(PROBLEM TO SOLVE) Copy out all the lines in the records that include the word "тарифов".

--- DATA PROVIDED ---

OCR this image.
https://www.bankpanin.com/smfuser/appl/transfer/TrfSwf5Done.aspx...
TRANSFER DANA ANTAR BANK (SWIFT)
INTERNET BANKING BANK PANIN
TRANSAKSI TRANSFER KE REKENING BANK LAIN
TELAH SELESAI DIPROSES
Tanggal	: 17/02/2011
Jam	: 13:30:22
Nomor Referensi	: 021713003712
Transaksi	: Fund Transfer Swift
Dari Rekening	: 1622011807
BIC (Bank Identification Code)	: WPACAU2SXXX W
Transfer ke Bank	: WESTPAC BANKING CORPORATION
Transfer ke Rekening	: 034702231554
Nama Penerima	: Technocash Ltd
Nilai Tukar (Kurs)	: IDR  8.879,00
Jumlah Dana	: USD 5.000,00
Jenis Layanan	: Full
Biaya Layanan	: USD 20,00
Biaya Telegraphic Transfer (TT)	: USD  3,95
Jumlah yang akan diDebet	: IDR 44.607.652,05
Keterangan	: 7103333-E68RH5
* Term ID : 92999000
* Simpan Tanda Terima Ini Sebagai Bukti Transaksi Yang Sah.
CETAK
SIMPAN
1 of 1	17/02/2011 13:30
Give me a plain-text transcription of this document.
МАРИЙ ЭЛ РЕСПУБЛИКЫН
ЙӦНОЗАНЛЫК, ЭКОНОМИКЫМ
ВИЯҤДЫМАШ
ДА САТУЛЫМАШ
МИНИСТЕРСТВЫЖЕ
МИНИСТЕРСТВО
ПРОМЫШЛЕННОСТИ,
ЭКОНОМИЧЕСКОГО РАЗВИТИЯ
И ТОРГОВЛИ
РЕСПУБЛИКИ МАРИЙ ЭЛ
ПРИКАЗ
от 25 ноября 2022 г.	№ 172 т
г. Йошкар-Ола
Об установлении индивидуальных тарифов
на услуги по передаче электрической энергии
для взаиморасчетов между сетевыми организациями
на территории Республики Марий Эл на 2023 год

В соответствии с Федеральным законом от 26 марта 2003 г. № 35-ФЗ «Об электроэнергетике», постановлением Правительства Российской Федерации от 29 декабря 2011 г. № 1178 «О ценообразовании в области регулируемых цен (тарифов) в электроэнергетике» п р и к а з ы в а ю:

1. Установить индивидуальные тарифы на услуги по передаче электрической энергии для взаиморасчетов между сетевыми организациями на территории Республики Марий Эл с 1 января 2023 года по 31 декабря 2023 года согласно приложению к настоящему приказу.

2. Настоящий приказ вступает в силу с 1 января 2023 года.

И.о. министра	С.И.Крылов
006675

---

(TASK RESULT)
Об установлении индивидуальных тарифов
В соответствии с Федеральным законом от 26 марта 2003 г. № 35-ФЗ «Об электроэнергетике», постановлением Правительства Российской Федерации от 29 декабря 2011 г. № 1178 «О ценообразовании в области регулируемых цен (тарифов) в электроэнергетике» п р и к а з ы в а ю:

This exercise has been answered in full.